'''
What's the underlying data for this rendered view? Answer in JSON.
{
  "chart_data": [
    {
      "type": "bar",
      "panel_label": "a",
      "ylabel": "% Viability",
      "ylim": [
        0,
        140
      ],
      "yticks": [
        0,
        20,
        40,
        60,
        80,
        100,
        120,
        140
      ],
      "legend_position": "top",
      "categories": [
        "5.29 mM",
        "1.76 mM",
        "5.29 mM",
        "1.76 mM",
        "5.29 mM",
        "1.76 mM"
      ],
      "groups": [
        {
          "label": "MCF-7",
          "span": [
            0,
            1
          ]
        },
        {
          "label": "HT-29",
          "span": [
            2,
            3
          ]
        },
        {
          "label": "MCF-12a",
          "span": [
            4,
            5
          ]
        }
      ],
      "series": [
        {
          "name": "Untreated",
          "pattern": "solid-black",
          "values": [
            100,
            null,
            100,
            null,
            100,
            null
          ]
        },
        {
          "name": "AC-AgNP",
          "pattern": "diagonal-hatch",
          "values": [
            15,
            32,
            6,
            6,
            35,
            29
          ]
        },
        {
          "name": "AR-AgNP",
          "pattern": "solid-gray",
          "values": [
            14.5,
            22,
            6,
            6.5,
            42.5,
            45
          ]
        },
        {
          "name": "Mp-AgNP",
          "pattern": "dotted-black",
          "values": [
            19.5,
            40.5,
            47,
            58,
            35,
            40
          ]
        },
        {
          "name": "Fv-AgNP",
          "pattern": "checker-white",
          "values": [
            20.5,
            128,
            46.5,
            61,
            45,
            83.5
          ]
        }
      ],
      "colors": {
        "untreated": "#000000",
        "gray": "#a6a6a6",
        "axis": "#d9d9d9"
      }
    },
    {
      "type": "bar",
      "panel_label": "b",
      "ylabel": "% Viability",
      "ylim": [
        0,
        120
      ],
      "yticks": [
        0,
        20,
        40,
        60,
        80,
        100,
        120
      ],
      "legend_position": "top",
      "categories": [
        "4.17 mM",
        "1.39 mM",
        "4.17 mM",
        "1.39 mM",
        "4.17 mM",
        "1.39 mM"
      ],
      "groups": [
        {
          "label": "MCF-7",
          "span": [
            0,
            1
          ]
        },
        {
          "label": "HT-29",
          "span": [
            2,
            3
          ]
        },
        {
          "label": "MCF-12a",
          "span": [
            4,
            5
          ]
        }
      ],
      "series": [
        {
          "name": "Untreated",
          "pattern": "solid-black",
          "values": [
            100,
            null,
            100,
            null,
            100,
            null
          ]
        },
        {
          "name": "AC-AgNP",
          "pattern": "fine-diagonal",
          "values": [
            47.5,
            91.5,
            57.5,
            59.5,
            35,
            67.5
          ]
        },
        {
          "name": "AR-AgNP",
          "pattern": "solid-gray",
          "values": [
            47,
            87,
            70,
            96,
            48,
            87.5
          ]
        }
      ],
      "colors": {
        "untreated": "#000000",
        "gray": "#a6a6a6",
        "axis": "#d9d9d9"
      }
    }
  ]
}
'''
● TASK TO CARRY OUT: Every entry must be quoted exactly as it appears above.

● ANSWER IN FULL:
What's the underlying data for this rendered view? Answer in JSON.
{
  "chart_data": [
    {
      "type": "bar",
      "panel_label": "a",
      "ylabel": "% Viability",
      "ylim": [
        0,
        140
      ],
      "yticks": [
        0,
        20,
        40,
        60,
        80,
        100,
        120,
        140
      ],
      "legend_position": "top",
      "categories": [
        "5.29 mM",
        "1.76 mM",
        "5.29 mM",
        "1.76 mM",
        "5.29 mM",
        "1.76 mM"
      ],
      "groups": [
        {
          "label": "MCF-7",
          "span": [
            0,
            1
          ]
        },
        {
          "label": "HT-29",
          "span": [
            2,
            3
          ]
        },
        {
          "label": "MCF-12a",
          "span": [
            4,
            5
          ]
        }
      ],
      "series": [
        {
          "name": "Untreated",
          "pattern": "solid-black",
          "values": [
            100,
            null,
            100,
            null,
            100,
            null
          ]
        },
        {
          "name": "AC-AgNP",
          "pattern": "diagonal-hatch",
          "values": [
            15,
            32,
            6,
            6,
            35,
            29
          ]
        },
        {
          "name": "AR-AgNP",
          "pattern": "solid-gray",
          "values": [
            14.5,
            22,
            6,
            6.5,
            42.5,
            45
          ]
        },
        {
          "name": "Mp-AgNP",
          "pattern": "dotted-black",
          "values": [
            19.5,
            40.5,
            47,
            58,
            35,
            40
          ]
        },
        {
          "name": "Fv-AgNP",
          "pattern": "checker-white",
          "values": [
            20.5,
            128,
            46.5,
            61,
            45,
            83.5
          ]
        }
      ],
      "colors": {
        "untreated": "#000000",
        "gray": "#a6a6a6",
        "axis": "#d9d9d9"
      }
    },
    {
      "type": "bar",
      "panel_label": "b",
      "ylabel": "% Viability",
      "ylim": [
        0,
        120
      ],
      "yticks": [
        0,
        20,
        40,
        60,
        80,
        100,
        120
      ],
      "legend_position": "top",
      "categories": [
        "4.17 mM",
        "1.39 mM",
        "4.17 mM",
        "1.39 mM",
        "4.17 mM",
        "1.39 mM"
      ],
      "groups": [
        {
          "label": "MCF-7",
          "span": [
            0,
            1
          ]
        },
        {
          "label": "HT-29",
          "span": [
            2,
            3
          ]
        },
        {
          "label": "MCF-12a",
          "span": [
            4,
            5
          ]
        }
      ],
      "series": [
        {
          "name": "Untreated",
          "pattern": "solid-black",
          "values": [
            100,
            null,
            100,
            null,
            100,
            null
          ]
        },
        {
          "name": "AC-AgNP",
          "pattern": "fine-diagonal",
          "values": [
            47.5,
            91.5,
            57.5,
            59.5,
            35,
            67.5
          ]
        },
        {
          "name": "AR-AgNP",
          "pattern": "solid-gray",
          "values": [
            47,
            87,
            70,
            96,
            48,
            87.5
          ]
        }
      ],
      "colors": {
        "untreated": "#000000",
        "gray": "#a6a6a6",
        "axis": "#d9d9d9"
      }
    }
  ]
}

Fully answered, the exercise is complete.